Written exercise »
Pictures do not belong in the copy; restate the records below word for word.

[Records]
━━━━━━━━
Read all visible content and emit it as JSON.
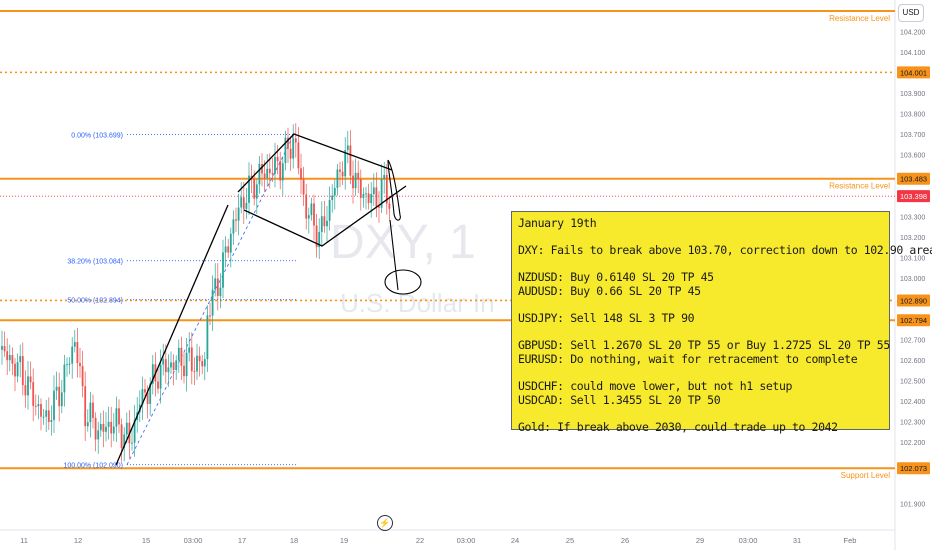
{
  "chart_data": {
    "type": "candlestick",
    "symbol_watermark": "DXY, 1",
    "symbol_description_watermark": "U.S. Dollar In",
    "currency": "USD",
    "y_axis": {
      "min": 101.85,
      "max": 104.3,
      "ticks": [
        "104.200",
        "104.100",
        "104.001",
        "103.900",
        "103.800",
        "103.700",
        "103.600",
        "103.483",
        "103.398",
        "103.300",
        "103.200",
        "103.100",
        "103.000",
        "102.890",
        "102.794",
        "102.700",
        "102.600",
        "102.500",
        "102.400",
        "102.300",
        "102.200",
        "102.073",
        "101.900"
      ]
    },
    "x_axis": {
      "labels": [
        "11",
        "12",
        "15",
        "03:00",
        "17",
        "18",
        "19",
        "22",
        "03:00",
        "24",
        "25",
        "26",
        "29",
        "03:00",
        "31",
        "Feb"
      ]
    },
    "price_badges": [
      {
        "label": "104.001",
        "value": 104.001,
        "style": "orange"
      },
      {
        "label": "103.483",
        "value": 103.483,
        "style": "orange"
      },
      {
        "label": "103.398",
        "value": 103.398,
        "style": "red"
      },
      {
        "label": "102.890",
        "value": 102.89,
        "style": "orange"
      },
      {
        "label": "102.794",
        "value": 102.794,
        "style": "orange"
      },
      {
        "label": "102.073",
        "value": 102.073,
        "style": "orange"
      }
    ],
    "horizontal_levels": [
      {
        "value": 104.3,
        "style": "solid",
        "label": "Resistance Level"
      },
      {
        "value": 104.001,
        "style": "dotted",
        "label": ""
      },
      {
        "value": 103.483,
        "style": "solid",
        "label": "Resistance Level"
      },
      {
        "value": 102.89,
        "style": "dotted",
        "label": ""
      },
      {
        "value": 102.794,
        "style": "solid",
        "label": "Support Level"
      },
      {
        "value": 102.073,
        "style": "solid",
        "label": "Support Level"
      }
    ],
    "current_price": 103.398,
    "fibonacci": [
      {
        "label": "0.00% (103.699)",
        "value": 103.699
      },
      {
        "label": "38.20% (103.084)",
        "value": 103.084
      },
      {
        "label": "50.00% (102.894)",
        "value": 102.894
      },
      {
        "label": "100.00% (102.090)",
        "value": 102.09
      }
    ],
    "colors": {
      "up": "#26a69a",
      "down": "#ef5350",
      "level": "#f7931a",
      "price_red": "#f23645",
      "fib_blue": "#2962ff",
      "note_bg": "#f7ea2c"
    }
  },
  "note": {
    "lines": [
      "January 19th",
      "",
      "DXY: Fails to break above 103.70, correction down to 102.90 area.",
      "",
      "NZDUSD: Buy 0.6140 SL 20 TP 45",
      "AUDUSD: Buy 0.66 SL 20 TP 45",
      "",
      "USDJPY: Sell 148 SL 3 TP 90",
      "",
      "GBPUSD: Sell 1.2670 SL 20 TP 55 or Buy 1.2725 SL 20 TP 55",
      "EURUSD: Do nothing, wait for retracement to complete",
      "",
      "USDCHF: could move lower, but not h1 setup",
      "USDCAD: Sell 1.3455 SL 20 TP 50",
      "",
      "Gold: If break above 2030, could trade up to 2042"
    ]
  }
}
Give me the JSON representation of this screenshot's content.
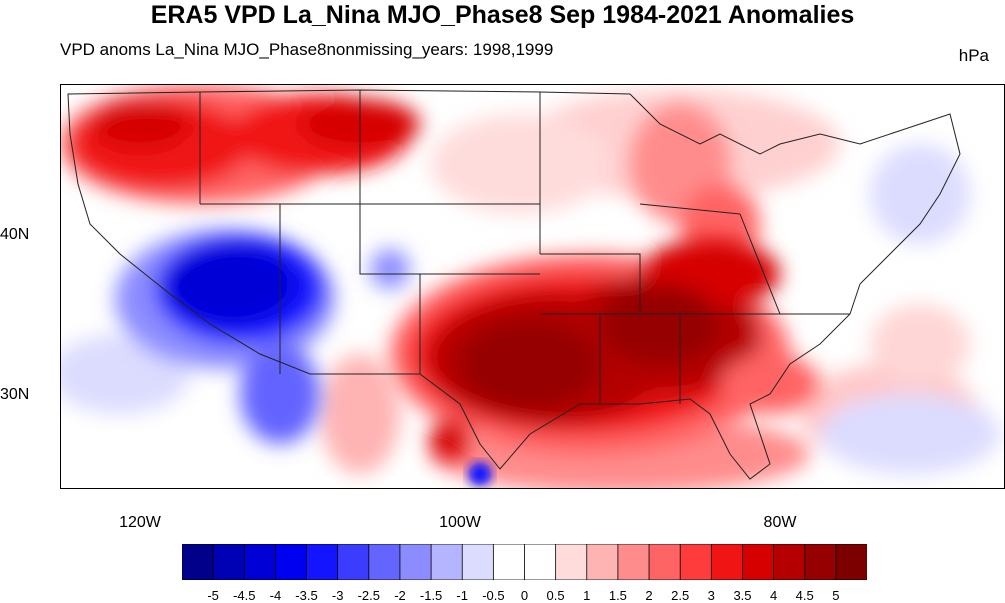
{
  "title": "ERA5 VPD La_Nina MJO_Phase8 Sep 1984-2021 Anomalies",
  "subtitle_left": "VPD anoms La_Nina MJO_Phase8nonmissing_years: 1998,1999",
  "units": "hPa",
  "lat_labels": [
    "40N",
    "30N"
  ],
  "lon_labels": [
    "120W",
    "100W",
    "80W"
  ],
  "colorbar": {
    "labels": [
      "-5",
      "-4.5",
      "-4",
      "-3.5",
      "-3",
      "-2.5",
      "-2",
      "-1.5",
      "-1",
      "-0.5",
      "0",
      "0.5",
      "1",
      "1.5",
      "2",
      "2.5",
      "3",
      "3.5",
      "4",
      "4.5",
      "5"
    ],
    "colors": [
      "#00008b",
      "#0000b4",
      "#0000d6",
      "#0000f0",
      "#1414ff",
      "#3c3cff",
      "#6464ff",
      "#8c8cff",
      "#b4b4ff",
      "#dcdcff",
      "#ffffff",
      "#ffffff",
      "#ffdcdc",
      "#ffb4b4",
      "#ff8c8c",
      "#ff6464",
      "#ff3c3c",
      "#f01414",
      "#d60000",
      "#b40000",
      "#960000",
      "#7d0000"
    ]
  },
  "map_data": {
    "region": "Contiguous United States",
    "variable": "VPD anomaly",
    "lat_range": [
      24,
      50
    ],
    "lon_range": [
      -125,
      -66
    ]
  }
}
━━━━━━━━
Final result »
Read all visible content and emit it as JSON.
{
  "chart_data": {
    "type": "candlestick",
    "symbol_watermark": "DXY, 1",
    "symbol_description_watermark": "U.S. Dollar In",
    "currency": "USD",
    "y_axis": {
      "min": 101.85,
      "max": 104.3,
      "ticks": [
        "104.200",
        "104.100",
        "104.001",
        "103.900",
        "103.800",
        "103.700",
        "103.600",
        "103.483",
        "103.398",
        "103.300",
        "103.200",
        "103.100",
        "103.000",
        "102.890",
        "102.794",
        "102.700",
        "102.600",
        "102.500",
        "102.400",
        "102.300",
        "102.200",
        "102.073",
        "101.900"
      ]
    },
    "x_axis": {
      "labels": [
        "11",
        "12",
        "15",
        "03:00",
        "17",
        "18",
        "19",
        "22",
        "03:00",
        "24",
        "25",
        "26",
        "29",
        "03:00",
        "31",
        "Feb"
      ]
    },
    "price_badges": [
      {
        "label": "104.001",
        "value": 104.001,
        "style": "orange"
      },
      {
        "label": "103.483",
        "value": 103.483,
        "style": "orange"
      },
      {
        "label": "103.398",
        "value": 103.398,
        "style": "red"
      },
      {
        "label": "102.890",
        "value": 102.89,
        "style": "orange"
      },
      {
        "label": "102.794",
        "value": 102.794,
        "style": "orange"
      },
      {
        "label": "102.073",
        "value": 102.073,
        "style": "orange"
      }
    ],
    "horizontal_levels": [
      {
        "value": 104.3,
        "style": "solid",
        "label": "Resistance Level"
      },
      {
        "value": 104.001,
        "style": "dotted",
        "label": ""
      },
      {
        "value": 103.483,
        "style": "solid",
        "label": "Resistance Level"
      },
      {
        "value": 102.89,
        "style": "dotted",
        "label": ""
      },
      {
        "value": 102.794,
        "style": "solid",
        "label": "Support Level"
      },
      {
        "value": 102.073,
        "style": "solid",
        "label": "Support Level"
      }
    ],
    "current_price": 103.398,
    "fibonacci": [
      {
        "label": "0.00% (103.699)",
        "value": 103.699
      },
      {
        "label": "38.20% (103.084)",
        "value": 103.084
      },
      {
        "label": "50.00% (102.894)",
        "value": 102.894
      },
      {
        "label": "100.00% (102.090)",
        "value": 102.09
      }
    ],
    "colors": {
      "up": "#26a69a",
      "down": "#ef5350",
      "level": "#f7931a",
      "price_red": "#f23645",
      "fib_blue": "#2962ff",
      "note_bg": "#f7ea2c"
    }
  },
  "note": {
    "lines": [
      "January 19th",
      "",
      "DXY: Fails to break above 103.70, correction down to 102.90 area.",
      "",
      "NZDUSD: Buy 0.6140 SL 20 TP 45",
      "AUDUSD: Buy 0.66 SL 20 TP 45",
      "",
      "USDJPY: Sell 148 SL 3 TP 90",
      "",
      "GBPUSD: Sell 1.2670 SL 20 TP 55 or Buy 1.2725 SL 20 TP 55",
      "EURUSD: Do nothing, wait for retracement to complete",
      "",
      "USDCHF: could move lower, but not h1 setup",
      "USDCAD: Sell 1.3455 SL 20 TP 50",
      "",
      "Gold: If break above 2030, could trade up to 2042"
    ]
  }
}
Give me the JSON representation of this screenshot's content.
{
  "title": "ERA5 VPD La_Nina MJO_Phase8 Sep 1984-2021 Anomalies",
  "subtitle_left": "VPD anoms La_Nina MJO_Phase8nonmissing_years: 1998,1999",
  "units": "hPa",
  "lat_labels": [
    "40N",
    "30N"
  ],
  "lon_labels": [
    "120W",
    "100W",
    "80W"
  ],
  "colorbar": {
    "labels": [
      "-5",
      "-4.5",
      "-4",
      "-3.5",
      "-3",
      "-2.5",
      "-2",
      "-1.5",
      "-1",
      "-0.5",
      "0",
      "0.5",
      "1",
      "1.5",
      "2",
      "2.5",
      "3",
      "3.5",
      "4",
      "4.5",
      "5"
    ],
    "colors": [
      "#00008b",
      "#0000b4",
      "#0000d6",
      "#0000f0",
      "#1414ff",
      "#3c3cff",
      "#6464ff",
      "#8c8cff",
      "#b4b4ff",
      "#dcdcff",
      "#ffffff",
      "#ffffff",
      "#ffdcdc",
      "#ffb4b4",
      "#ff8c8c",
      "#ff6464",
      "#ff3c3c",
      "#f01414",
      "#d60000",
      "#b40000",
      "#960000",
      "#7d0000"
    ]
  },
  "map_data": {
    "region": "Contiguous United States",
    "variable": "VPD anomaly",
    "lat_range": [
      24,
      50
    ],
    "lon_range": [
      -125,
      -66
    ]
  }
}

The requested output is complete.